> Given problem
From the records below, copy every line that contains the word "Output".

> Dataset

↓↓↓

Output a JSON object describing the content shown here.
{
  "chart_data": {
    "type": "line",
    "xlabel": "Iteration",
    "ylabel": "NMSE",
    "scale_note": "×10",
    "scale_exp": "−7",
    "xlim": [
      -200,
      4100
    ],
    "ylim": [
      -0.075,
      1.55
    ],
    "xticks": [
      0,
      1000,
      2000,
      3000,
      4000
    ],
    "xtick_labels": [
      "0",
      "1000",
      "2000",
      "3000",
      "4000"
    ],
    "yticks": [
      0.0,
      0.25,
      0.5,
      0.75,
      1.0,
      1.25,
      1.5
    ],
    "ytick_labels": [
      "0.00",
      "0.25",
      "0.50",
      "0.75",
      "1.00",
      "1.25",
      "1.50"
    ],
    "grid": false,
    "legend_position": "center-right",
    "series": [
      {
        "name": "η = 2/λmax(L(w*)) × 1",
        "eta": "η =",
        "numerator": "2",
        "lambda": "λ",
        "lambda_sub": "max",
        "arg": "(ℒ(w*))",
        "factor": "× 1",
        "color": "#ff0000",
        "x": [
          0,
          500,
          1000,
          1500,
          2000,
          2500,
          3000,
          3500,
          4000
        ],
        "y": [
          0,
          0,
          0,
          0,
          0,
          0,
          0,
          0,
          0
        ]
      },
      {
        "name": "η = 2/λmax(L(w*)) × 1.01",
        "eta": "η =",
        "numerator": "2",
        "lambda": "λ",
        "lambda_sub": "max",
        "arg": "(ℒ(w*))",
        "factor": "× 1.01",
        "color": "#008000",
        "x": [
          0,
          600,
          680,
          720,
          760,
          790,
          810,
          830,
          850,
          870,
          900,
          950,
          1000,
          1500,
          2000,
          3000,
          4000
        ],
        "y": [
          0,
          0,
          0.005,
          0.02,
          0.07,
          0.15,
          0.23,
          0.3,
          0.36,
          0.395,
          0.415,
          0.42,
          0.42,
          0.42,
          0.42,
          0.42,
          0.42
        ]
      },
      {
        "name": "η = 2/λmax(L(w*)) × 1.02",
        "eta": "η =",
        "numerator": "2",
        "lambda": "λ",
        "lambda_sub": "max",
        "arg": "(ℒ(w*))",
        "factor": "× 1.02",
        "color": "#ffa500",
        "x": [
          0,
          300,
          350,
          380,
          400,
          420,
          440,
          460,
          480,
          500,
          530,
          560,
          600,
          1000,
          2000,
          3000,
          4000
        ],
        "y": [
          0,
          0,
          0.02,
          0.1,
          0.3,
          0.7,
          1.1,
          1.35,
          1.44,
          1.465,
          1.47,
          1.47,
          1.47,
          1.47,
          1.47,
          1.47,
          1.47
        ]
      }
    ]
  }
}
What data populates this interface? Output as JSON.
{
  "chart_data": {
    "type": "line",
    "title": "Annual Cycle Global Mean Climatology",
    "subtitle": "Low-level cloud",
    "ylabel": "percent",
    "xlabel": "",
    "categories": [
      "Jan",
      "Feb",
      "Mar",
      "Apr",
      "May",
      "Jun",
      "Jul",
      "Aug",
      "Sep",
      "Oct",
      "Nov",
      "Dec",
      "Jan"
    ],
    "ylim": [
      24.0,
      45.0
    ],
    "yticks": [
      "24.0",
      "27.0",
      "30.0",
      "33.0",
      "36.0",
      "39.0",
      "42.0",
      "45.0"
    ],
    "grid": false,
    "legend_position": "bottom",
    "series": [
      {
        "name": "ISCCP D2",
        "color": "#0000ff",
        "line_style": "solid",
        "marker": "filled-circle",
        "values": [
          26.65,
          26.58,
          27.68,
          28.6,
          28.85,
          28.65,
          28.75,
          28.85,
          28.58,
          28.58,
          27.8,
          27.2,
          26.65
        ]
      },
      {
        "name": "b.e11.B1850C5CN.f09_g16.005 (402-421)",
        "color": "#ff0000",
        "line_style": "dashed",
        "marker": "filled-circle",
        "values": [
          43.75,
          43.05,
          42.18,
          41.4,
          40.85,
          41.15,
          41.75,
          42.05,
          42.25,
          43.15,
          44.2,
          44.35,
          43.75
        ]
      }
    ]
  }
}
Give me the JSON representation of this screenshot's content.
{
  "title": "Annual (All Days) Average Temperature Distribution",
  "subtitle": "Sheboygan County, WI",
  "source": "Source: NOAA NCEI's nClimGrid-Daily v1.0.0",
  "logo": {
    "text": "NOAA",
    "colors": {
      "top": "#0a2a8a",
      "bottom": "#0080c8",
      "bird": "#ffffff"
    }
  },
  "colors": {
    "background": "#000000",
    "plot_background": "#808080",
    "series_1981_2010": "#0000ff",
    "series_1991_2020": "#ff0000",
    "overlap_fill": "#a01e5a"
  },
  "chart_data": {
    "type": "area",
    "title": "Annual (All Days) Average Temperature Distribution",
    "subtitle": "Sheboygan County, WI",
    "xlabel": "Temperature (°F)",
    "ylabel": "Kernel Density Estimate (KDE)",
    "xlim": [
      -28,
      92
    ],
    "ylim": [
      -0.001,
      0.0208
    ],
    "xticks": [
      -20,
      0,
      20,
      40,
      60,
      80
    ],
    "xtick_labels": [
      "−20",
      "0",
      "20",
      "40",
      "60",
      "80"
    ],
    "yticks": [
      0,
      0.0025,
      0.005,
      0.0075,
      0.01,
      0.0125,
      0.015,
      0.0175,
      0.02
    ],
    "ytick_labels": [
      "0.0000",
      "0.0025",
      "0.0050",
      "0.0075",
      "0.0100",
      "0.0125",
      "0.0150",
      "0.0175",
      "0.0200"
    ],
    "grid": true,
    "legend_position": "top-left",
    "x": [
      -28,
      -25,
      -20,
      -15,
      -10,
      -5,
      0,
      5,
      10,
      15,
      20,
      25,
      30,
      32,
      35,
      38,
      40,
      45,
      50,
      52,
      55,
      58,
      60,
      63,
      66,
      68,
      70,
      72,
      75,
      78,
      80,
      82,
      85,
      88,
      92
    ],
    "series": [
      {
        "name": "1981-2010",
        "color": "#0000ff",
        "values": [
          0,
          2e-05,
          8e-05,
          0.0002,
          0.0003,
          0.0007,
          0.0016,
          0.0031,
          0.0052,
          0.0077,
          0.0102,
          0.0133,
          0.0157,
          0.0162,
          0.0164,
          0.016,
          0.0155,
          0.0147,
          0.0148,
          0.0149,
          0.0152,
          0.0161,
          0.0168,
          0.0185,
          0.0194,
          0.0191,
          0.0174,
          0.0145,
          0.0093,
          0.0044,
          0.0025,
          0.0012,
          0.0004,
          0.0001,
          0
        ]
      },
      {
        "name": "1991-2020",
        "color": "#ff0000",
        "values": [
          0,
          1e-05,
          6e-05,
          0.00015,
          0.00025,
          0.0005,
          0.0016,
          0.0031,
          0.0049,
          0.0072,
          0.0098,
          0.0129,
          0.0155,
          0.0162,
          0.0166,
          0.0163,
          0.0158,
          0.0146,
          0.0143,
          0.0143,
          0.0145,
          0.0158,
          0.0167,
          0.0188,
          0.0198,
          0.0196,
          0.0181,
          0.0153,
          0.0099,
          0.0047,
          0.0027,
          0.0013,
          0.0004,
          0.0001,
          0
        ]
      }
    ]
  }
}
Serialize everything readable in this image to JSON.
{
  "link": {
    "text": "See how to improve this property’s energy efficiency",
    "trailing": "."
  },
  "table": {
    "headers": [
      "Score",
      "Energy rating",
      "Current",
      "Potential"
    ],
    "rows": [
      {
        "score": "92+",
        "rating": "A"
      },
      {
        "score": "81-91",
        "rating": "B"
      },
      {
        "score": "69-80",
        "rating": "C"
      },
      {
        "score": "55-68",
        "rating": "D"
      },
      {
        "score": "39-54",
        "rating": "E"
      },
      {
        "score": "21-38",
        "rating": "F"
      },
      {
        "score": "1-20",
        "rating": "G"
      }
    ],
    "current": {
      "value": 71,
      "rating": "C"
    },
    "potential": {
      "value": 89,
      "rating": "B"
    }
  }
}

↑↑↑

> Answer to the task
Output a JSON object describing the content shown here.
What data populates this interface? Output as JSON.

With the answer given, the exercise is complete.